Exercise: From the listing, collect all lines containing the word "liên".

Excerpted data:

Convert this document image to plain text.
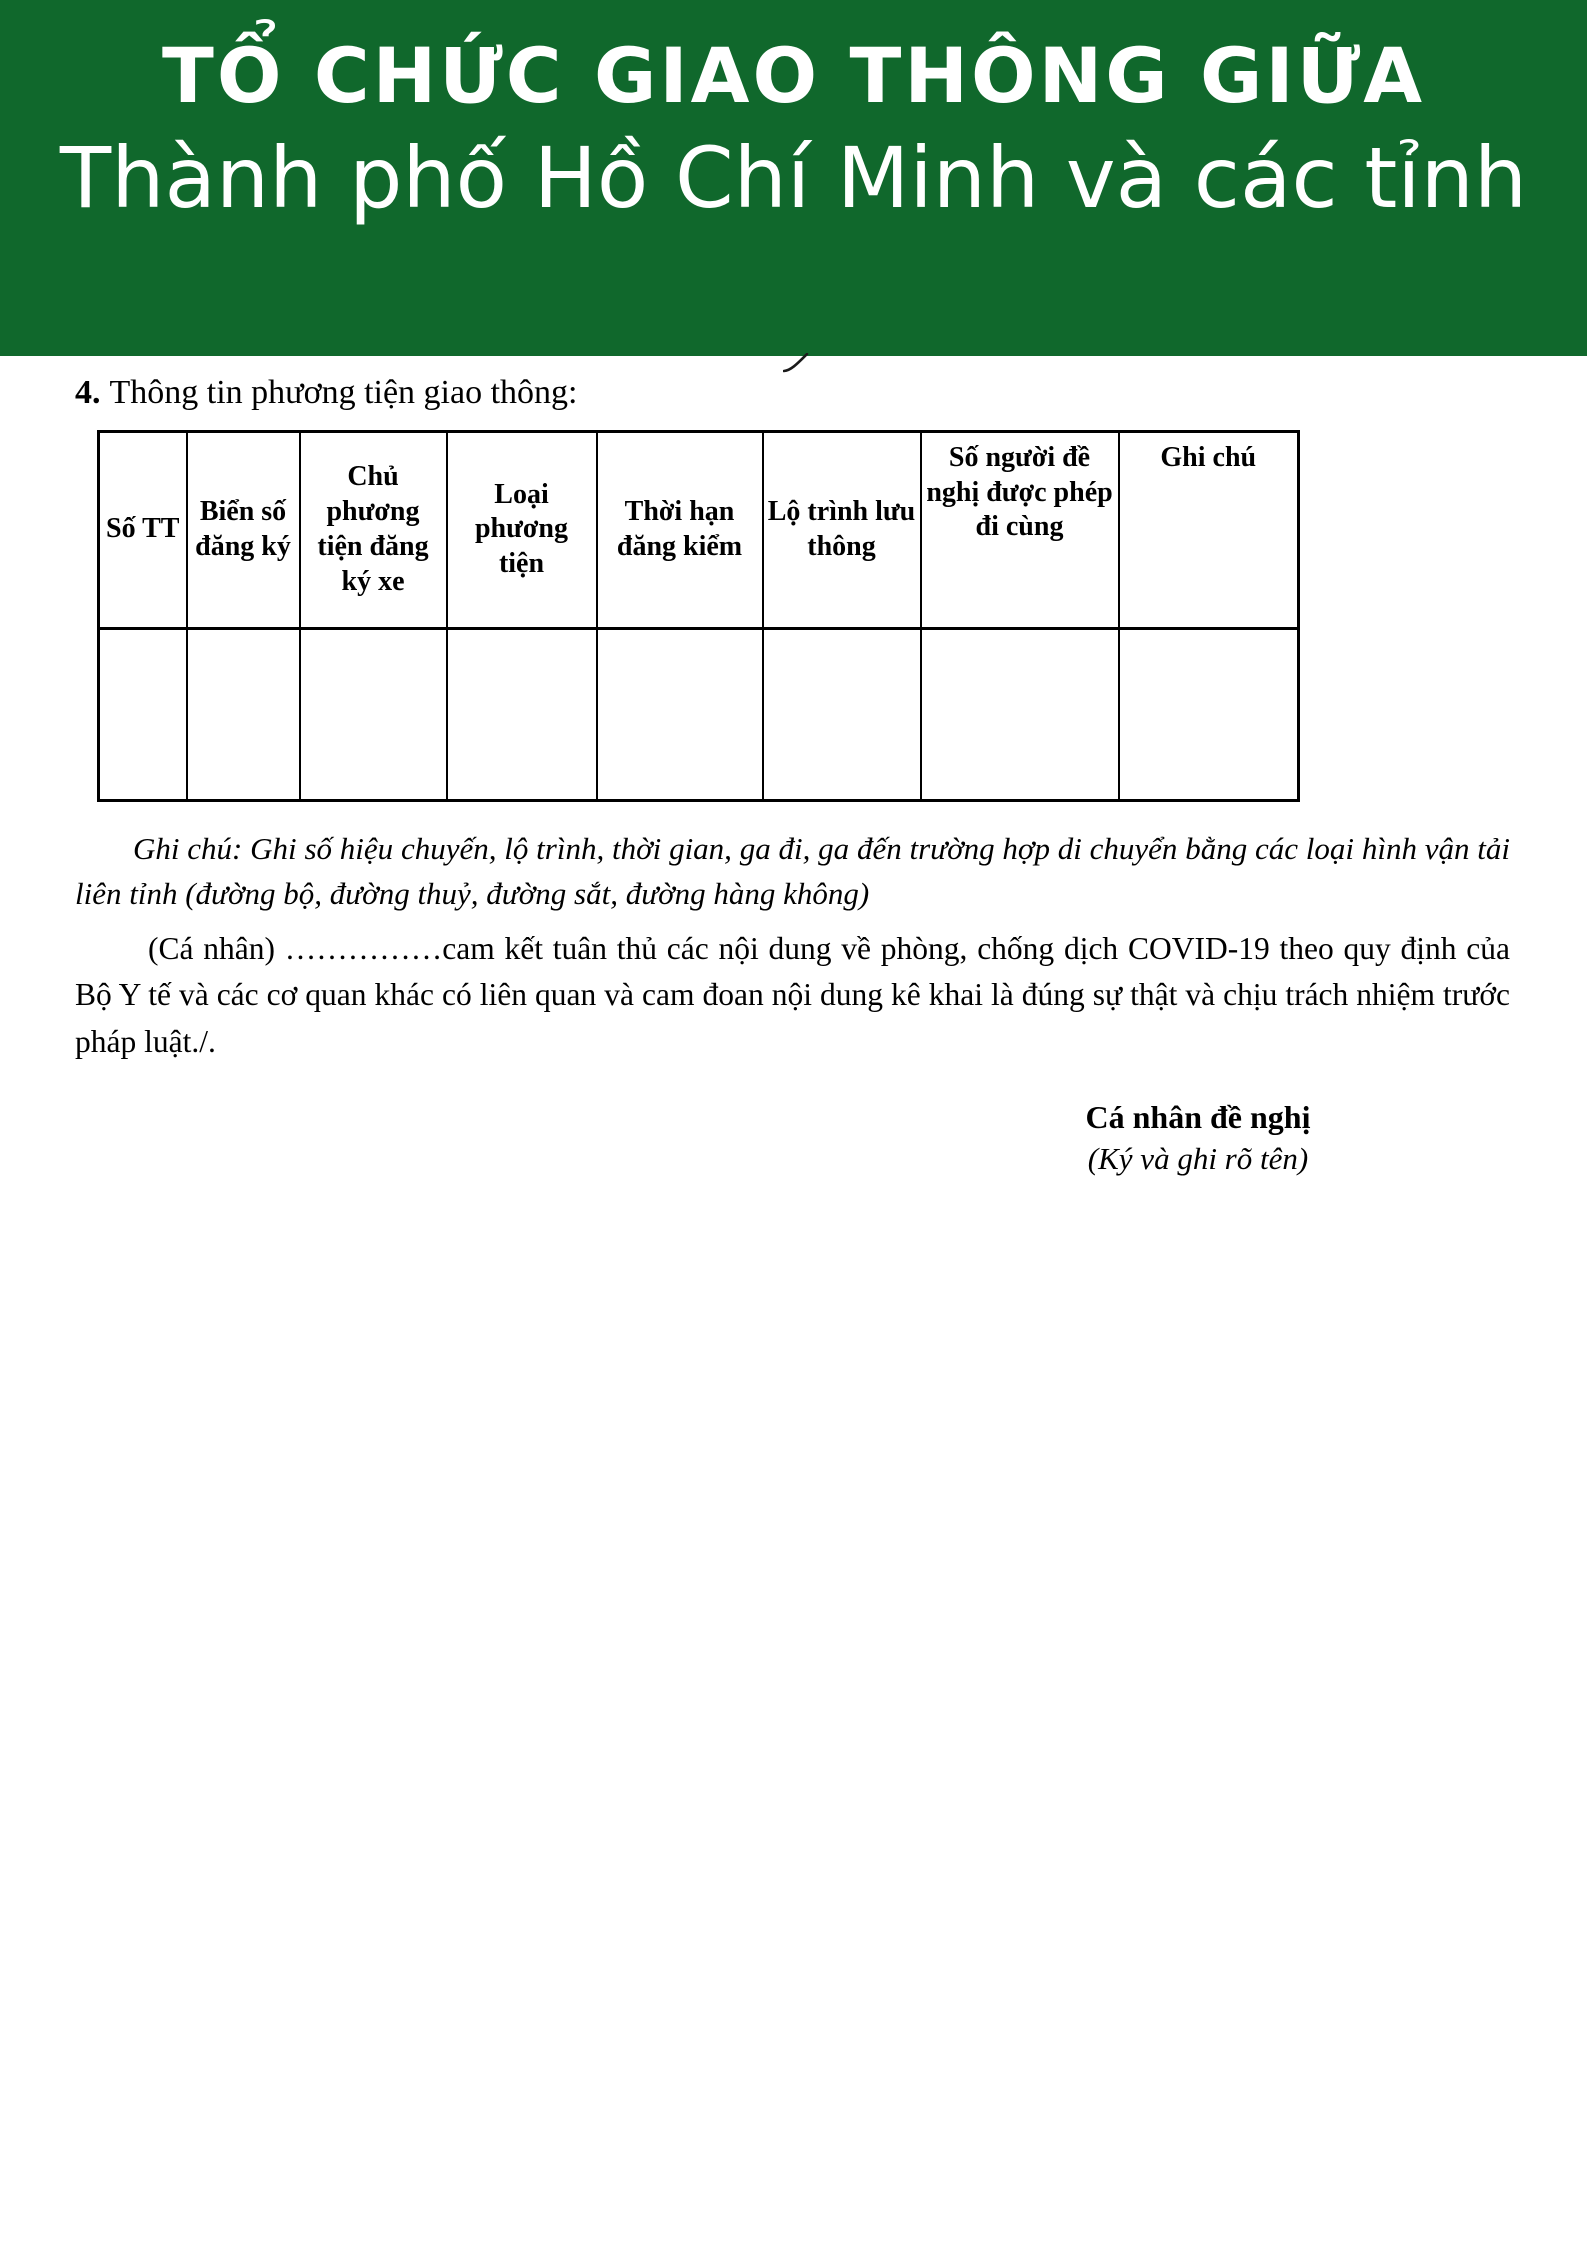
TỔ CHỨC GIAO THÔNG GIỮA
Thành phố Hồ Chí Minh và các tỉnh
4. Thông tin phương tiện giao thông:
Số TT	Biển số đăng ký	Chủ phương tiện đăng ký xe	Loại phương tiện	Thời hạn đăng kiểm	Lộ trình lưu thông	Số người đề nghị được phép đi cùng	Ghi chú

Ghi chú: Ghi số hiệu chuyến, lộ trình, thời gian, ga đi, ga đến trường hợp di chuyển bằng các loại hình vận tải liên tỉnh (đường bộ, đường thuỷ, đường sắt, đường hàng không)

(Cá nhân) ……………cam kết tuân thủ các nội dung về phòng, chống dịch COVID-19 theo quy định của Bộ Y tế và các cơ quan khác có liên quan và cam đoan nội dung kê khai là đúng sự thật và chịu trách nhiệm trước pháp luật./.

Cá nhân đề nghị
(Ký và ghi rõ tên)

Full solution:
Ghi chú: Ghi số hiệu chuyến, lộ trình, thời gian, ga đi, ga đến trường hợp di chuyển bằng các loại hình vận tải liên tỉnh (đường bộ, đường thuỷ, đường sắt, đường hàng không)
(Cá nhân) ……………cam kết tuân thủ các nội dung về phòng, chống dịch COVID-19 theo quy định của Bộ Y tế và các cơ quan khác có liên quan và cam đoan nội dung kê khai là đúng sự thật và chịu trách nhiệm trước pháp luật./.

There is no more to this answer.